REQUIREMENTS: Extract all of the entries and give them again, word for word.
-- Begin PROVIDED INFORMATION --
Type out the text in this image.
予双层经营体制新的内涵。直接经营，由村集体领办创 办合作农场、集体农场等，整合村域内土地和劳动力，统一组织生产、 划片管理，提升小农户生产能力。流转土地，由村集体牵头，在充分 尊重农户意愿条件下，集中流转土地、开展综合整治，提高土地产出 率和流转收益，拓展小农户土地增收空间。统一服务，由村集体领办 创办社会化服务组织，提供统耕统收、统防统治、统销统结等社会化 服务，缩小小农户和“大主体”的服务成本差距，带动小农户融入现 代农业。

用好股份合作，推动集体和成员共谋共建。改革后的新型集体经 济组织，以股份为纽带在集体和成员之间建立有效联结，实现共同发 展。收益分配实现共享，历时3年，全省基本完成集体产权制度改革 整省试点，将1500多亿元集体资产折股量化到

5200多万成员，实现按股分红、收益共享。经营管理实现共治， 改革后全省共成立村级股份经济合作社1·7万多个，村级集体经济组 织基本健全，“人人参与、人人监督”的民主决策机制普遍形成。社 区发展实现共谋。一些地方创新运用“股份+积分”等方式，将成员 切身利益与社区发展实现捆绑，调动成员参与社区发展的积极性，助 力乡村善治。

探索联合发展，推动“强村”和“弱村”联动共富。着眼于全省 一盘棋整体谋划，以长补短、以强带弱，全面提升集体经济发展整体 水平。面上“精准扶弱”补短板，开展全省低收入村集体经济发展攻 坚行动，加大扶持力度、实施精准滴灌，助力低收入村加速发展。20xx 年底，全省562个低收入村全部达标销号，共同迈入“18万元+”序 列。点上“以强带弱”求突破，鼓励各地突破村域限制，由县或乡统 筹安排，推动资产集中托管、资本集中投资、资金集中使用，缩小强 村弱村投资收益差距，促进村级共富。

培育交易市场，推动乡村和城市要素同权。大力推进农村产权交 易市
-- End PROVIDED INFORMATION --
RESULT:
Type out the text in this image.
予双层经营体制新的内涵。直接经营，由村集体领办创 办合作农场、集体农场等，整合村域内土地和劳动力，统一组织生产、 划片管理，提升小农户生产能力。流转土地，由村集体牵头，在充分 尊重农户意愿条件下，集中流转土地、开展综合整治，提高土地产出 率和流转收益，拓展小农户土地增收空间。统一服务，由村集体领办 创办社会化服务组织，提供统耕统收、统防统治、统销统结等社会化 服务，缩小小农户和“大主体”的服务成本差距，带动小农户融入现 代农业。

用好股份合作，推动集体和成员共谋共建。改革后的新型集体经 济组织，以股份为纽带在集体和成员之间建立有效联结，实现共同发 展。收益分配实现共享，历时3年，全省基本完成集体产权制度改革 整省试点，将1500多亿元集体资产折股量化到

5200多万成员，实现按股分红、收益共享。经营管理实现共治， 改革后全省共成立村级股份经济合作社1·7万多个，村级集体经济组 织基本健全，“人人参与、人人监督”的民主决策机制普遍形成。社 区发展实现共谋。一些地方创新运用“股份+积分”等方式，将成员 切身利益与社区发展实现捆绑，调动成员参与社区发展的积极性，助 力乡村善治。

探索联合发展，推动“强村”和“弱村”联动共富。着眼于全省 一盘棋整体谋划，以长补短、以强带弱，全面提升集体经济发展整体 水平。面上“精准扶弱”补短板，开展全省低收入村集体经济发展攻 坚行动，加大扶持力度、实施精准滴灌，助力低收入村加速发展。20xx 年底，全省562个低收入村全部达标销号，共同迈入“18万元+”序 列。点上“以强带弱”求突破，鼓励各地突破村域限制，由县或乡统 筹安排，推动资产集中托管、资本集中投资、资金集中使用，缩小强 村弱村投资收益差距，促进村级共富。

培育交易市场，推动乡村和城市要素同权。大力推进农村产权交 易市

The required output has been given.